▶ [Work to complete]: Where a line of the listing below includes the word "十一人制", reproduce that line.

▶ [Records provided]:
• • • •
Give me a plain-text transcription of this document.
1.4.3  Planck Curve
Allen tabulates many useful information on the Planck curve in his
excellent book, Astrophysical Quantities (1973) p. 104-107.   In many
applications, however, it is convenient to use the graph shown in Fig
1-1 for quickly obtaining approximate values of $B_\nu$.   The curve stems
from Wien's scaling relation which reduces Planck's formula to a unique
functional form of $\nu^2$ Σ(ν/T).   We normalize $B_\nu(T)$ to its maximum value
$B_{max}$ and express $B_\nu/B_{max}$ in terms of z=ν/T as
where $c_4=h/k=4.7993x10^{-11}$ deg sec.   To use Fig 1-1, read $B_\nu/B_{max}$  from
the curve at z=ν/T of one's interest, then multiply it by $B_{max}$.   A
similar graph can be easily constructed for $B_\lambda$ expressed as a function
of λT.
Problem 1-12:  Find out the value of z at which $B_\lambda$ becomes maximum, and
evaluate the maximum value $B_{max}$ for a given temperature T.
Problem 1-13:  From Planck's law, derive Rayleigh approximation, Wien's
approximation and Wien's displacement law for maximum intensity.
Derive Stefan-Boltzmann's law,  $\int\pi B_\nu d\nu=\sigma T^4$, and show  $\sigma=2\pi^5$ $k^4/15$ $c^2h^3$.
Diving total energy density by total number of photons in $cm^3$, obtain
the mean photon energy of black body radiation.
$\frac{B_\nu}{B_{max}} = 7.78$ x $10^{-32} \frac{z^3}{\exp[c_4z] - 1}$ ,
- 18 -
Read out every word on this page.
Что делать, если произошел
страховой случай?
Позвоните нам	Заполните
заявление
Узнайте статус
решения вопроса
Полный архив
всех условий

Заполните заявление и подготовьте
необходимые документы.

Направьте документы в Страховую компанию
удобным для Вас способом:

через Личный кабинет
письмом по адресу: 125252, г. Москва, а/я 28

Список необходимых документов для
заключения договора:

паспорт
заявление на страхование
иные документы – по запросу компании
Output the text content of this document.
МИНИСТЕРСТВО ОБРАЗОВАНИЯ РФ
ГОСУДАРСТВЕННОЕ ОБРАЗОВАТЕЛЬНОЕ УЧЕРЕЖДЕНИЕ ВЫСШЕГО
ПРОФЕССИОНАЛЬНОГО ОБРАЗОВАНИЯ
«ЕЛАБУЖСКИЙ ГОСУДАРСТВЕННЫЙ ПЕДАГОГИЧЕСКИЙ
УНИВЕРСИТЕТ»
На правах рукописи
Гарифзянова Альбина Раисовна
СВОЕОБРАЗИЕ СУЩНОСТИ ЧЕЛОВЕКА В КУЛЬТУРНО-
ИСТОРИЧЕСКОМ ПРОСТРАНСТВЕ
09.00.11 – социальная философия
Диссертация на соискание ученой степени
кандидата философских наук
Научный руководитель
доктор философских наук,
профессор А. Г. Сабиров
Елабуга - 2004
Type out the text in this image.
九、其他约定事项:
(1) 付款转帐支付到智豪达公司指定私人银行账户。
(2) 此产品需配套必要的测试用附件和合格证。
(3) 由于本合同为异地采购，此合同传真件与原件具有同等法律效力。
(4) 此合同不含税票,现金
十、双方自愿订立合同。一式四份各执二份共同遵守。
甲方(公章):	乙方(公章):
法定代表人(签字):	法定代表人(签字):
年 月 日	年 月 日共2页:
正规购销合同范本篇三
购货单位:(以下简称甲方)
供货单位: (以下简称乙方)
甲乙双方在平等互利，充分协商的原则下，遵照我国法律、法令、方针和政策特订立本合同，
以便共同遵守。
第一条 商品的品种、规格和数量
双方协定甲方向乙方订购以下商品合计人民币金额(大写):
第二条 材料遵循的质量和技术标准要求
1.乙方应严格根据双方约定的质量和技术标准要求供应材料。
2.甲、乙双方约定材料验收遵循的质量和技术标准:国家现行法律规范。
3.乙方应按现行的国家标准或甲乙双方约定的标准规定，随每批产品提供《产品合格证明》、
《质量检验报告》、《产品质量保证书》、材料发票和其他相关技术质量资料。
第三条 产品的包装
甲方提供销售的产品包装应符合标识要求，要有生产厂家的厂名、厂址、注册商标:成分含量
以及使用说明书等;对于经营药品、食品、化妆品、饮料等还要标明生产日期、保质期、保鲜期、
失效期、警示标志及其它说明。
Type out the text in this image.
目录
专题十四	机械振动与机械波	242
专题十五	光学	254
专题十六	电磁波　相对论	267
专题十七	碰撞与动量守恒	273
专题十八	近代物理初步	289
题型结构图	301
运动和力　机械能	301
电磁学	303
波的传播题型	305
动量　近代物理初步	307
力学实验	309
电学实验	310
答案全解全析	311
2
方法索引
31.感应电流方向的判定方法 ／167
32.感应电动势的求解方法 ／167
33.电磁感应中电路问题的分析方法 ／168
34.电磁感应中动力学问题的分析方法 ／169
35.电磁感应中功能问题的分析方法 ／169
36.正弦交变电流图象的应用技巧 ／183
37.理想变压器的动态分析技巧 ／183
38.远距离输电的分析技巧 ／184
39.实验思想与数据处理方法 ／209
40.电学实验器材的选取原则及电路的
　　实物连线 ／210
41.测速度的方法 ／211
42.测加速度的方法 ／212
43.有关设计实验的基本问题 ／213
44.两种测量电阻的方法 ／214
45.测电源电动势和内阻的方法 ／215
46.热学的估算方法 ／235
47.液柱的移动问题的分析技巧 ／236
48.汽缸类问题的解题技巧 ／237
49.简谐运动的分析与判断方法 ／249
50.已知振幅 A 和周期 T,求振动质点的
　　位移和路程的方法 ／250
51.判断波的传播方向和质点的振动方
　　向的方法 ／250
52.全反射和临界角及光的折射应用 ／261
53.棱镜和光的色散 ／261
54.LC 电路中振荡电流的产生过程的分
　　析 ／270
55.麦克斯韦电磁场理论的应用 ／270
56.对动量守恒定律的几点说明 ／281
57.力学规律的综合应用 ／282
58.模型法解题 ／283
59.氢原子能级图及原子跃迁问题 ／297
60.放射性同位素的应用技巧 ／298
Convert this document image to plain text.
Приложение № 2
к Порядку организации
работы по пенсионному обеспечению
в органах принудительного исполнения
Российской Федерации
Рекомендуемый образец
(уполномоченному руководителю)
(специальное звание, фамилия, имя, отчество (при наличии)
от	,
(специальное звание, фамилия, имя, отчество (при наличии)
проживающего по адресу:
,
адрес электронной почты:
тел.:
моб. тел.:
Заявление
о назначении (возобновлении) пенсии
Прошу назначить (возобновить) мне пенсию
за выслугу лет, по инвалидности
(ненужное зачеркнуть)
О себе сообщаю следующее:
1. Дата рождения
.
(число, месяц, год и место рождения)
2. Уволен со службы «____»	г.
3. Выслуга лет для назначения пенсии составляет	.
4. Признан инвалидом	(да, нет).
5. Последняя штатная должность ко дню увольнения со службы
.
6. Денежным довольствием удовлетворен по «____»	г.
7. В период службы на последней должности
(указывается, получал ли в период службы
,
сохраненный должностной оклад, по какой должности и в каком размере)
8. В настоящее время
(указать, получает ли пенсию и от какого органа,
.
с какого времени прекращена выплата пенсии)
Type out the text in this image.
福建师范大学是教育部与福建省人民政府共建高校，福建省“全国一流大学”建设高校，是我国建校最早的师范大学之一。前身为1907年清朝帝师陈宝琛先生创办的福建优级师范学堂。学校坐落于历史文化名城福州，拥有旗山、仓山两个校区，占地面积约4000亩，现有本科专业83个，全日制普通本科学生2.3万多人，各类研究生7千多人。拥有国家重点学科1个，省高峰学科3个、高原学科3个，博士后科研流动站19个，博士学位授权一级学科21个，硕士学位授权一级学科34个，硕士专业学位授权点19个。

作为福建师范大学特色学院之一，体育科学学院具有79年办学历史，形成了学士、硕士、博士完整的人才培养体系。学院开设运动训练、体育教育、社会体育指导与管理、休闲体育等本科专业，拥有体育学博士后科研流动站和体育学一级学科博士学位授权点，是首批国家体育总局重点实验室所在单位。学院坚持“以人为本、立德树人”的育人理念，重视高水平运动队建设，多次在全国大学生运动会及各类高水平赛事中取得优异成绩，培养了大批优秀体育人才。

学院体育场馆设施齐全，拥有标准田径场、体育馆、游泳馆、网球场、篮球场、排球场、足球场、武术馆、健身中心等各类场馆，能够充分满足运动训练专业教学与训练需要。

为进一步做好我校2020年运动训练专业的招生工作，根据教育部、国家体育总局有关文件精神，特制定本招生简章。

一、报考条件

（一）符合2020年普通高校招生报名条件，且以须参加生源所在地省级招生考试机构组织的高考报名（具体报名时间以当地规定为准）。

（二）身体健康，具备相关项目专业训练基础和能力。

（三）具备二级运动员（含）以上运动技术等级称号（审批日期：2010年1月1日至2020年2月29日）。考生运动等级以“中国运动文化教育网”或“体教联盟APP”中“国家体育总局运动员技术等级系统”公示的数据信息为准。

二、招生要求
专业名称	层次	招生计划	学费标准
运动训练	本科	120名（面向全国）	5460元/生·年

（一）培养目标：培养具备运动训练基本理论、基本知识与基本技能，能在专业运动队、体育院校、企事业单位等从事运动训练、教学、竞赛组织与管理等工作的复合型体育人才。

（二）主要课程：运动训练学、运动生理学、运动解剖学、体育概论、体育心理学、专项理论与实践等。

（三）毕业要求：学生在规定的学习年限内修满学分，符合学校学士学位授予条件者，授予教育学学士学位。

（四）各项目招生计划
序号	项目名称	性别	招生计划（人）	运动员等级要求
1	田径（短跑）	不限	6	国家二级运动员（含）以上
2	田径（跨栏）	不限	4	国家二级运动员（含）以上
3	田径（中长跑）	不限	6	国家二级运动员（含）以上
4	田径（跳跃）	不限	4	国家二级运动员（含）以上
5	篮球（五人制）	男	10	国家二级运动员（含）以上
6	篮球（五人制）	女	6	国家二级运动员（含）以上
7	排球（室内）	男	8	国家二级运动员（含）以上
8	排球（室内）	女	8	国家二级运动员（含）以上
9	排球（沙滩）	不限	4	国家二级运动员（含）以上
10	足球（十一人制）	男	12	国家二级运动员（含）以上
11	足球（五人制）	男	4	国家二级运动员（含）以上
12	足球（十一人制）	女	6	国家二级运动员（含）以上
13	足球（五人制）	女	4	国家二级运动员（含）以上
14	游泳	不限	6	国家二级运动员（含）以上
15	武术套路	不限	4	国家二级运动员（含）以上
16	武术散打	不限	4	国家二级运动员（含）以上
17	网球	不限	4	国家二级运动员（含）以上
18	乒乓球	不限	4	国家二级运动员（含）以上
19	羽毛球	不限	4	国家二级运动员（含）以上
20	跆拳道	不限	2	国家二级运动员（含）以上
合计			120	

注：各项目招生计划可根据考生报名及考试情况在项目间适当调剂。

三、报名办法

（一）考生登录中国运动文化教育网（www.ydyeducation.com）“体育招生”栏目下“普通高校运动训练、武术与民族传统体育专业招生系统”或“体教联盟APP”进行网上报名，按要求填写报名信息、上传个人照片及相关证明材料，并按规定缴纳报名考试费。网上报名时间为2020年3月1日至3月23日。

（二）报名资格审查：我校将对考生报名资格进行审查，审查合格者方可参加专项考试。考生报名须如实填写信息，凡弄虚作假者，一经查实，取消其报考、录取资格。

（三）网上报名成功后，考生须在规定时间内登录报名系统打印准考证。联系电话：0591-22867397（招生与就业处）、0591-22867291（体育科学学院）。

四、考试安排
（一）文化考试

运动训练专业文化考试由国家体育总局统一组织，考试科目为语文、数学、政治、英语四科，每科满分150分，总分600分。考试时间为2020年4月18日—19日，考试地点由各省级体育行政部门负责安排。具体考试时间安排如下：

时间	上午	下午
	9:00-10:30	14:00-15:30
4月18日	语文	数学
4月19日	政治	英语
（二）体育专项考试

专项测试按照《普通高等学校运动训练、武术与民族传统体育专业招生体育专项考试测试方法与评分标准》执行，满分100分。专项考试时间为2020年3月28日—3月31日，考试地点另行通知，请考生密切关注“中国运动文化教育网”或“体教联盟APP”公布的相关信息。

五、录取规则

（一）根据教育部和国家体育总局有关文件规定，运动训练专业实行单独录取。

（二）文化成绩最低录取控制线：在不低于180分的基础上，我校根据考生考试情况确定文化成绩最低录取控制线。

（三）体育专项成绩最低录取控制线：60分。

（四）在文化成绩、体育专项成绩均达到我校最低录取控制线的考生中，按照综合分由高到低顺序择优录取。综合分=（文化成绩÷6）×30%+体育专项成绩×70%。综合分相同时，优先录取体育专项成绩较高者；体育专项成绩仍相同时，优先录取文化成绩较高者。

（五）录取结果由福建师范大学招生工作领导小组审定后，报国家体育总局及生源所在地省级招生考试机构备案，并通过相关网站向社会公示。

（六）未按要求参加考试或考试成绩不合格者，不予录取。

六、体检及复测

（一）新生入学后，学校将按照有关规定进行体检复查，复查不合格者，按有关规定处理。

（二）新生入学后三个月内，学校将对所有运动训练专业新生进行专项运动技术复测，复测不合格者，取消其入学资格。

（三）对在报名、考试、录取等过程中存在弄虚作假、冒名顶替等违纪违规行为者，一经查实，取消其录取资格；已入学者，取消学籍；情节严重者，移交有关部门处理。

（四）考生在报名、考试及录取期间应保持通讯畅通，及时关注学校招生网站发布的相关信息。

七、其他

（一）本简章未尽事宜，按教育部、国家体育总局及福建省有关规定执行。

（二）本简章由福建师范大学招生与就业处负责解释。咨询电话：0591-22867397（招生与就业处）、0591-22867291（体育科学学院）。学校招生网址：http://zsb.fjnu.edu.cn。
• • • •
▶ [Task solution]:
10	足球（十一人制）	男	12	国家二级运动员（含）以上
12	足球（十一人制）	女	6	国家二级运动员（含）以上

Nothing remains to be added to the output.